TASK DIRECTIONS: Extract every line that includes the string "ylabel".

* start *

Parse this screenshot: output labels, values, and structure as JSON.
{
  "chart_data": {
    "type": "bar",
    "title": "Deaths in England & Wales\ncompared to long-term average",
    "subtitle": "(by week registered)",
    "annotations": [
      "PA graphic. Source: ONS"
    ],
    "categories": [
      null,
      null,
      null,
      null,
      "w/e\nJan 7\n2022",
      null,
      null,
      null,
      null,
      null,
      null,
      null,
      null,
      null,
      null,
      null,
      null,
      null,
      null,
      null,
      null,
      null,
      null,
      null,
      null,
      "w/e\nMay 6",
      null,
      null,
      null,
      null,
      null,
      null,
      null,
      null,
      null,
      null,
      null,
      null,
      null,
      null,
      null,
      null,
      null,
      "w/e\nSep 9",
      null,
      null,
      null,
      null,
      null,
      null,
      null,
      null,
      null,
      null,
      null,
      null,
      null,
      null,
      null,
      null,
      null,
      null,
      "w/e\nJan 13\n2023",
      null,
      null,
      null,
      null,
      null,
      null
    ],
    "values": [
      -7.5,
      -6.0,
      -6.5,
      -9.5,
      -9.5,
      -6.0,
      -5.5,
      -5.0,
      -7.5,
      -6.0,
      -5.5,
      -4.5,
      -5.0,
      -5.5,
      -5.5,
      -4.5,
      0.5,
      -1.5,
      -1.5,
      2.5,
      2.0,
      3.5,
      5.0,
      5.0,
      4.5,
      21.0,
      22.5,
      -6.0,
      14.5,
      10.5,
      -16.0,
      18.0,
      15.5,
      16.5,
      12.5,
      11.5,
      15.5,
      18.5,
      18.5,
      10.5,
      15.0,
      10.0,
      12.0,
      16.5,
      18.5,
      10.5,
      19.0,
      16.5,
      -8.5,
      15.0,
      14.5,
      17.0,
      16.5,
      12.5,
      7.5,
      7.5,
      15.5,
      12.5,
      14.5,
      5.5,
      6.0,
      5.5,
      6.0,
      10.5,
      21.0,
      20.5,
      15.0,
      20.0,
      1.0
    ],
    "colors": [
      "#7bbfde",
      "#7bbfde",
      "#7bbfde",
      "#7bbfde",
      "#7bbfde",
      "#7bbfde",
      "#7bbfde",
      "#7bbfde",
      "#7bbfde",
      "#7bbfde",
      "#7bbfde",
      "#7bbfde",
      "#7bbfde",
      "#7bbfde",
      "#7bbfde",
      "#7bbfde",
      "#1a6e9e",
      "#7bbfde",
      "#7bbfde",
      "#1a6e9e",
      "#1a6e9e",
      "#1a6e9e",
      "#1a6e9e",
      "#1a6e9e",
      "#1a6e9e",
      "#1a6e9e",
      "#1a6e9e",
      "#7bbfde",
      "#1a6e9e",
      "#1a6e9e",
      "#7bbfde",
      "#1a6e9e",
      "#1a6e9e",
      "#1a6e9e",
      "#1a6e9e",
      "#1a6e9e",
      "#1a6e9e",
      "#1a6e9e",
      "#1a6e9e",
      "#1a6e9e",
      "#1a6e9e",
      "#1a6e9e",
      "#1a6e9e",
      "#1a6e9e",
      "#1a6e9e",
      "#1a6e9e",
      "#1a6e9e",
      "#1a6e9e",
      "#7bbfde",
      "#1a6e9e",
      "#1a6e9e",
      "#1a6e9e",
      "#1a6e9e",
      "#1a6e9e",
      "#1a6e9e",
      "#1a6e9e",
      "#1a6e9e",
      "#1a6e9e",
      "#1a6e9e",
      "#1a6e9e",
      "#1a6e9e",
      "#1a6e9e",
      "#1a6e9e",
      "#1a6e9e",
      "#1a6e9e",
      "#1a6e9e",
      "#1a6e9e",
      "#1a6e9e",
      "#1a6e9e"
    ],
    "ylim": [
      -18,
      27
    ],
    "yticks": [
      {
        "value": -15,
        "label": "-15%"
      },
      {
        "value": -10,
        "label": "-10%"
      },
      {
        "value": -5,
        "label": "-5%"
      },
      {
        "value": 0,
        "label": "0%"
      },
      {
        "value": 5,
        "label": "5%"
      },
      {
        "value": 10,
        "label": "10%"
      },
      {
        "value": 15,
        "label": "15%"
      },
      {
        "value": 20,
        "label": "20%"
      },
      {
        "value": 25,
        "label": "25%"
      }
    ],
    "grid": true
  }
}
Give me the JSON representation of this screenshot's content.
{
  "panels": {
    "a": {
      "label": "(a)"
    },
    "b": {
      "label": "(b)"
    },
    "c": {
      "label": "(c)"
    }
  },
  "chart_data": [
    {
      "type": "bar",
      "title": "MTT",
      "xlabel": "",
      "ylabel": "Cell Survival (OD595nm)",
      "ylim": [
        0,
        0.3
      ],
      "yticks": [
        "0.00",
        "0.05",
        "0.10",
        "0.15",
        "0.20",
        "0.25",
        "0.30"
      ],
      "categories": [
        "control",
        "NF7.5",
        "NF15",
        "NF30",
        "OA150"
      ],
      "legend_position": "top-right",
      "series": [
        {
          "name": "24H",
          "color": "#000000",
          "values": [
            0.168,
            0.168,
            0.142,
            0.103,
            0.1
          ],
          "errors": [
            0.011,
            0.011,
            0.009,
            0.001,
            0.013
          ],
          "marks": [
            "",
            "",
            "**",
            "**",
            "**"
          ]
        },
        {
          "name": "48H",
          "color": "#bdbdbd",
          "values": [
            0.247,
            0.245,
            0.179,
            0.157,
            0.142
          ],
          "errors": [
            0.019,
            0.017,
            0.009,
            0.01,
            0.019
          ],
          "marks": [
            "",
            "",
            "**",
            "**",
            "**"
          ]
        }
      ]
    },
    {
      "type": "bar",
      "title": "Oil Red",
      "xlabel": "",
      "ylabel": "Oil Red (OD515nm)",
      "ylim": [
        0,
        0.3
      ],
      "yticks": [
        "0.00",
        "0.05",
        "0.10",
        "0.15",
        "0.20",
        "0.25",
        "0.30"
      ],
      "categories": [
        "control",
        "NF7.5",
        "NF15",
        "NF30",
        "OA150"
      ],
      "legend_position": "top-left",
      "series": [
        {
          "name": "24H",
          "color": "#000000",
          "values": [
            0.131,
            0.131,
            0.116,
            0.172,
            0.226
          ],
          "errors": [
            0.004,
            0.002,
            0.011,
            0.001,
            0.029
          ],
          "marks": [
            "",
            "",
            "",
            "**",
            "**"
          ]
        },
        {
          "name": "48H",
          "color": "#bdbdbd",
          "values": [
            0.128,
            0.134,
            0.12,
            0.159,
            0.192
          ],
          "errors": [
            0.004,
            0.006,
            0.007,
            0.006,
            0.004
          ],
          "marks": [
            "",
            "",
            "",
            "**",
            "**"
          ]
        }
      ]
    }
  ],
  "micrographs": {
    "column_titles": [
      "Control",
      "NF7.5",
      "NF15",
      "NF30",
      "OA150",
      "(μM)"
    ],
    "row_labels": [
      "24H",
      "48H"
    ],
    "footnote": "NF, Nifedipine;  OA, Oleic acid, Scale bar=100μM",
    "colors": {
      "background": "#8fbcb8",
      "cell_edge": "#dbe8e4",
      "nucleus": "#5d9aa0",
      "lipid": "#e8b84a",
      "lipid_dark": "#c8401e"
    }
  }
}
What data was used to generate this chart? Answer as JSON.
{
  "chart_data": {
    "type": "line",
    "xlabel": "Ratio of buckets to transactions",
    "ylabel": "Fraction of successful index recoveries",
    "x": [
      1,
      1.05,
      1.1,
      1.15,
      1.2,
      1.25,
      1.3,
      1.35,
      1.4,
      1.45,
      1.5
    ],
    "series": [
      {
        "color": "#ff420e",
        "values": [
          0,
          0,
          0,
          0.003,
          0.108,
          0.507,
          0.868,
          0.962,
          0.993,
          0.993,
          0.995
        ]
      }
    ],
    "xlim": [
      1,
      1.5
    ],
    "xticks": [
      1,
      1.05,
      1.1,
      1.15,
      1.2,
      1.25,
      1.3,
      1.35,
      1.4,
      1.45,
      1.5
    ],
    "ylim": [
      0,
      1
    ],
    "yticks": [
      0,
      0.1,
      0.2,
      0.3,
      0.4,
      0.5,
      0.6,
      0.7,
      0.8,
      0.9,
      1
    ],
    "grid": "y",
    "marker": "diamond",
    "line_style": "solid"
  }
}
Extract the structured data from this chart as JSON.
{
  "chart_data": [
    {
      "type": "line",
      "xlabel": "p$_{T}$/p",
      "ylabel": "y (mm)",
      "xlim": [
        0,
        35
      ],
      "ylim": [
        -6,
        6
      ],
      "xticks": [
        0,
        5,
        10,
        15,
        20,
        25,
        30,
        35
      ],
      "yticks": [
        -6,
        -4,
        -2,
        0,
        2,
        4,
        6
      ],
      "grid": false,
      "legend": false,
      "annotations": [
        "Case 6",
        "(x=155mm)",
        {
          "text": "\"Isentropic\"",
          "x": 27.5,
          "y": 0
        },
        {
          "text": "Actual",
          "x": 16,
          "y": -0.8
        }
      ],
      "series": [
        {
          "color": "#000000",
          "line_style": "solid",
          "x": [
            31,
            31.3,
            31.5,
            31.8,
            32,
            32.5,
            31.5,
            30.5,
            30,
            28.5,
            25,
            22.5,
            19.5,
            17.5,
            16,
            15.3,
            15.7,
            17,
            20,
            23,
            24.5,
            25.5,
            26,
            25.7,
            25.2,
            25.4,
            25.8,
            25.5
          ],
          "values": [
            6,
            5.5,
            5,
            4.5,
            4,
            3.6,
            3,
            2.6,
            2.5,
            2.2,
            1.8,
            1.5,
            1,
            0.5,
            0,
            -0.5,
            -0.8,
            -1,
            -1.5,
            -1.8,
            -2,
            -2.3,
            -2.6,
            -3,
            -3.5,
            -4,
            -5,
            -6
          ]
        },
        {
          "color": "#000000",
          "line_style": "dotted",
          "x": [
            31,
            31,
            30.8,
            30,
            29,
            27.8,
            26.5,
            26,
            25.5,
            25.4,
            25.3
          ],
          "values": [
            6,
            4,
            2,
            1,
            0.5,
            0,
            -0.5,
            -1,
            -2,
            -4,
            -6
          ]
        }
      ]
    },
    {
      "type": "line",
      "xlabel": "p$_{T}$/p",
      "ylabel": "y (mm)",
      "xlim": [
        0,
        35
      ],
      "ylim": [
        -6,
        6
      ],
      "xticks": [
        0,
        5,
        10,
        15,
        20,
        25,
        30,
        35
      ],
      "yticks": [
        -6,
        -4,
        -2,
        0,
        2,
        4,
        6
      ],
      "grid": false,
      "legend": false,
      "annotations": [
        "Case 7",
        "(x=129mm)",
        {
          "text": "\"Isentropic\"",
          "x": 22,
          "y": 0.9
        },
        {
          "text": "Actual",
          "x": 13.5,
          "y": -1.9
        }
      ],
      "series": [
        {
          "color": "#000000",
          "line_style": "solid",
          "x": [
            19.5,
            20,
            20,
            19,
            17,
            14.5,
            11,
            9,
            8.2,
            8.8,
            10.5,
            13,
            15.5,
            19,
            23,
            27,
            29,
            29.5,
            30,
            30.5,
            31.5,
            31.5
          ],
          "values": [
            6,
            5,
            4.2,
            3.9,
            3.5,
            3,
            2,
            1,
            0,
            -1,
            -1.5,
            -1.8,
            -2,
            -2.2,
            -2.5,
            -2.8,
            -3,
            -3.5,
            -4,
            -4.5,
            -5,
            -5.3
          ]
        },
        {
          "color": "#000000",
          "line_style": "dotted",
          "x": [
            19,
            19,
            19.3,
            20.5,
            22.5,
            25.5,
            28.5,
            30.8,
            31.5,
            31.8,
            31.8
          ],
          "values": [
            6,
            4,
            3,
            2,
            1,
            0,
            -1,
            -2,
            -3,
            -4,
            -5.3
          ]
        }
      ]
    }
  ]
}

* end *

EXERCISE RESULT:
      "ylabel": "Cell Survival (OD595nm)",
      "ylabel": "Oil Red (OD515nm)",
    "ylabel": "Fraction of successful index recoveries",
      "ylabel": "y (mm)",
      "ylabel": "y (mm)",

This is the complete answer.